Look through the entries below and report how many lines hold the string "this". Only the number is wanted.

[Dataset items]

━━━━━━━━

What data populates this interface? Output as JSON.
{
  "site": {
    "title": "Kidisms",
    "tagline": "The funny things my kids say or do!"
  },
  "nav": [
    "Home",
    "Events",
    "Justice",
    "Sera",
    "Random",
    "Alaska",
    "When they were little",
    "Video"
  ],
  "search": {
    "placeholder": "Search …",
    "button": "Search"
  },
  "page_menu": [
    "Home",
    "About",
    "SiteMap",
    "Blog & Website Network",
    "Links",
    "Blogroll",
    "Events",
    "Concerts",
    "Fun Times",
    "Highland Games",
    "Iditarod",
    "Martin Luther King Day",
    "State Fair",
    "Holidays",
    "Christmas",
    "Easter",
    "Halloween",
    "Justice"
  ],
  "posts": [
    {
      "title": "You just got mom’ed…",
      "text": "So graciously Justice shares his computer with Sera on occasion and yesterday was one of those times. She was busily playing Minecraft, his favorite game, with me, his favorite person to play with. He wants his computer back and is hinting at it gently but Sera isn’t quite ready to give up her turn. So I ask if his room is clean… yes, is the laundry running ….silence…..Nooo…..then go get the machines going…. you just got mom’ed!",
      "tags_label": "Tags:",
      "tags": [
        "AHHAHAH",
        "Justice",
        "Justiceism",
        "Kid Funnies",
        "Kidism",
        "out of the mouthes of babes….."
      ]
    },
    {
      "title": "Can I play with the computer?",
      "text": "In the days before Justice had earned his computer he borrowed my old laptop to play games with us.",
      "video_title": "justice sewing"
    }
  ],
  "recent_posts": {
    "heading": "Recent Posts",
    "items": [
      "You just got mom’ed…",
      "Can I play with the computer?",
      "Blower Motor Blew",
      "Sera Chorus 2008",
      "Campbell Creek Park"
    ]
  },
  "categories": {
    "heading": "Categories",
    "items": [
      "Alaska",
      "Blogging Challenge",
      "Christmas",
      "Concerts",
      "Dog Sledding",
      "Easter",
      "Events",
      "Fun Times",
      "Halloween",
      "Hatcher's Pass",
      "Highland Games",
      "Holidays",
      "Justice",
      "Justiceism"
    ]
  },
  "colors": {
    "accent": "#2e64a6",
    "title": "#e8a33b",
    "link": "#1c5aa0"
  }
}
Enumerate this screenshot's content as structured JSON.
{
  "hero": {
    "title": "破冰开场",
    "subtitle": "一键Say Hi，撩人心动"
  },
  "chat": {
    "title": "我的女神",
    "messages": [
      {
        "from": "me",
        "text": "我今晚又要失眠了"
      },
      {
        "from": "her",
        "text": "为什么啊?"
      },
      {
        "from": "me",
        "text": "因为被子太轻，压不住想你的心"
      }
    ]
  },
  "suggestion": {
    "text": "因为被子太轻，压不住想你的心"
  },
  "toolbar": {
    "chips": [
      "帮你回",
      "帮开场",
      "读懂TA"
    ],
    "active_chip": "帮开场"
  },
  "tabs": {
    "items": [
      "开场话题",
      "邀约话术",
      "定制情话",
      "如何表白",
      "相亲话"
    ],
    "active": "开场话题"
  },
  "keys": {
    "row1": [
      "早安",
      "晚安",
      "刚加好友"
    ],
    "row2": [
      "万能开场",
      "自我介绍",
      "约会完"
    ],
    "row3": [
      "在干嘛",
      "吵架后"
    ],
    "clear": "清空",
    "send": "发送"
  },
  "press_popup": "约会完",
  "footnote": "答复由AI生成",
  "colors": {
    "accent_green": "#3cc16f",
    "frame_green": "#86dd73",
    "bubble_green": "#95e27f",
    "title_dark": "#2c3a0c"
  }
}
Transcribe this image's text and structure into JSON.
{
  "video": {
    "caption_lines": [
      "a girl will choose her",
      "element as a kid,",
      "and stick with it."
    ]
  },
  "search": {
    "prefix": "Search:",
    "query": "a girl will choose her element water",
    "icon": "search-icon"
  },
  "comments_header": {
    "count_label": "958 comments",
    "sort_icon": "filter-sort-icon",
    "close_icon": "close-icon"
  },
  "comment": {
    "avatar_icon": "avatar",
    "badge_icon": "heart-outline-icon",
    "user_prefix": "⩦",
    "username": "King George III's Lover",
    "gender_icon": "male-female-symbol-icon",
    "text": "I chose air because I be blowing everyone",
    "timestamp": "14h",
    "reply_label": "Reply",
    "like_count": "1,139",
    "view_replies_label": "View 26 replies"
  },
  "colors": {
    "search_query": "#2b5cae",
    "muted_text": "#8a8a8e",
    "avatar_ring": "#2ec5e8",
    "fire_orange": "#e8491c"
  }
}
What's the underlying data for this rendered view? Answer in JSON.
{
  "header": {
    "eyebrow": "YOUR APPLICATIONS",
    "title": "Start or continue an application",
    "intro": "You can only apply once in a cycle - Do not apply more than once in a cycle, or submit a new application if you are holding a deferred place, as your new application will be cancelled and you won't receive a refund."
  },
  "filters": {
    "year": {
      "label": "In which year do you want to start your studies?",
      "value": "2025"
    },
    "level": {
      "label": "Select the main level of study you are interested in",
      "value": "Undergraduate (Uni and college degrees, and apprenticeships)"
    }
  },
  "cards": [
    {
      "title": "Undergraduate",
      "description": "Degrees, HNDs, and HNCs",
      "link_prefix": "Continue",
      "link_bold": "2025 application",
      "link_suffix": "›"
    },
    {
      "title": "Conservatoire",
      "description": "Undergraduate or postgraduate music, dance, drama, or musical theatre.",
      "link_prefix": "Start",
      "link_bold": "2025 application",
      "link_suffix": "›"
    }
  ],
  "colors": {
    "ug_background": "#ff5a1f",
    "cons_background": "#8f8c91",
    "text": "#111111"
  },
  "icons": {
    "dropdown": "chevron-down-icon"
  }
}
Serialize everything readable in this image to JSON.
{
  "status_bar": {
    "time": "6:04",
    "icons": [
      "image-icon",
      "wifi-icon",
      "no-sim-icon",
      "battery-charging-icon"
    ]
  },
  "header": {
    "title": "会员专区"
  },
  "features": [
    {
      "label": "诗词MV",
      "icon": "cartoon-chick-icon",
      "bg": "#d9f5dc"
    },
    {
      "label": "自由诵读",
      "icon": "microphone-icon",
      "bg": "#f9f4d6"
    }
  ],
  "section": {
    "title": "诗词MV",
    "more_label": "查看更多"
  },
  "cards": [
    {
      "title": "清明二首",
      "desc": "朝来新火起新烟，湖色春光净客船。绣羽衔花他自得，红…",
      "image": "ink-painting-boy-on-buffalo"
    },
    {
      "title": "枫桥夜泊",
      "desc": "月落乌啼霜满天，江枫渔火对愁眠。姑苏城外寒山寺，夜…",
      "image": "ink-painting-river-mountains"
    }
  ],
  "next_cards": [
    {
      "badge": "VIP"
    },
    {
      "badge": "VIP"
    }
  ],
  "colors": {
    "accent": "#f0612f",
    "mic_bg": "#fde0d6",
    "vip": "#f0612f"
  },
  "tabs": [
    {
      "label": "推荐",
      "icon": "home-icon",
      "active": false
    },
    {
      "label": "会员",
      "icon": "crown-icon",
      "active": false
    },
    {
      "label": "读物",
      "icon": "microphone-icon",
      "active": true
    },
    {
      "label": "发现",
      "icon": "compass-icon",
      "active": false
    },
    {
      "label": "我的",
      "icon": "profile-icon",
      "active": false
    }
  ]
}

━━━━━━━━

- Written answer -
5